Because a Tabulator is a MutableReducer, the latter form allows 
multi-level group-by.  Some examples, using this domain model:

interface Txn {
     Buyer buyer();
     Seller seller();
     int amount();
     Date date();
}

   // Transactions by buyer
   Map<Buyer, Collection<Txn>> m = txns.tabulate(groupBy(Txn::buyer));

   // Sum of amounts by buyer
   Map<Buyer, Integer> m = txns.tabulate(groupBy(Txn::buyer,
                                                 Txn::amount,
                                                 Integer::sum));

   // Most recent transaction by buyer
   Map<Buyer, Txn> m = txns.tabulate(groupBy(Txn::buyer, moreRecent)));

Where moreRecent is defined using a new (one line) combinator in 
Comparators to take a Comparator and turn it into a BinaryOperator that 
chooses the larger:

   BinaryOperator<Txn> moreRecent
       = Comparators.greaterOf(Comparators.comparing(Txn::date)));

   // Transactions by buyer, seller

   Map<Buyer, Map<Seller, Collection<Txn>>> m
     m = txns.tabulate(groupBy(Txn::buyer, groupBy(Txn::seller)));

You can go arbitrarily deep with grouping and use any reduction you want 
at the bottom.  Specializations can customize the Map type.  Guava can 
provide tabulators that tabulate into multimaps.

So, that's the new and improved groupBy/reduceBy.  But there's more.

     Tabulator<T, M> mappedTo(Function<? super T, ? extends U> mapper,
                              BinaryOperator<U> mergeFunction)

This takes a Stream<T> and a function T->U and produces a materialized 
Map<T,U>.  The merge function deals with duplicates in the stream, using 
the new Map.merge.

     Map<Person, History<Person>>
         m = people.tabulate(p -> getHistory(p));

Partition is also trivial.  Like groupBy, we don't want to just do a 
one-level partition; we want to do an arbitrary reduction on each half. 
  Versions:

     Tabulator<T, Collection<T>[]> partition(Predicate<T>)

     Tabulator<T, R[]> partition(Predicate<T>, MutableReducer<T,R>)
     Tabulator<T, T[]> partition(Predicate<T>, BinaryOperator<T>)

*Supplied information:*
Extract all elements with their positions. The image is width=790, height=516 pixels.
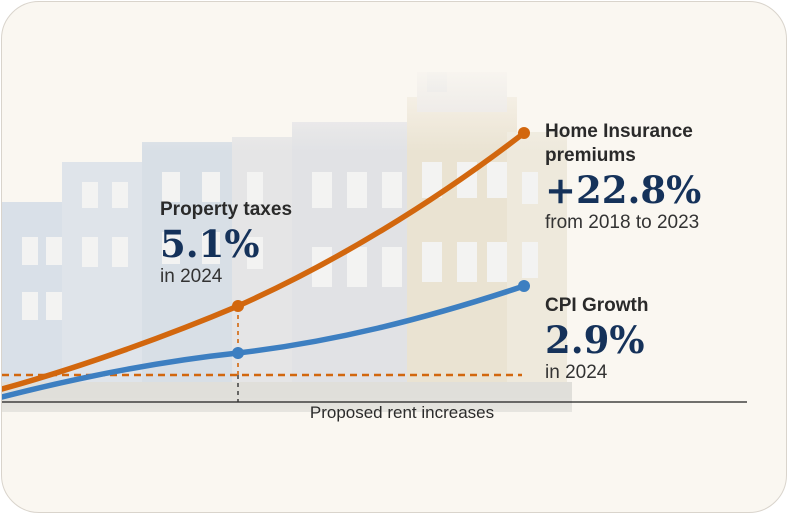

*Requirements:* Write out, word for word, the part of the Tabulator text starting with "This takes a" and going on through "R[]> partition(Predicate<T>, MutableReducer<T,R>)".

*Finished exercise:*
This takes a Stream<T> and a function T->U and produces a materialized 
Map<T,U>.  The merge function deals with duplicates in the stream, using 
the new Map.merge.

     Map<Person, History<Person>>
         m = people.tabulate(p -> getHistory(p));

Partition is also trivial.  Like groupBy, we don't want to just do a 
one-level partition; we want to do an arbitrary reduction on each half. 
  Versions:

     Tabulator<T, Collection<T>[]> partition(Predicate<T>)

     Tabulator<T, R[]> partition(Predicate<T>, MutableReducer<T,R>)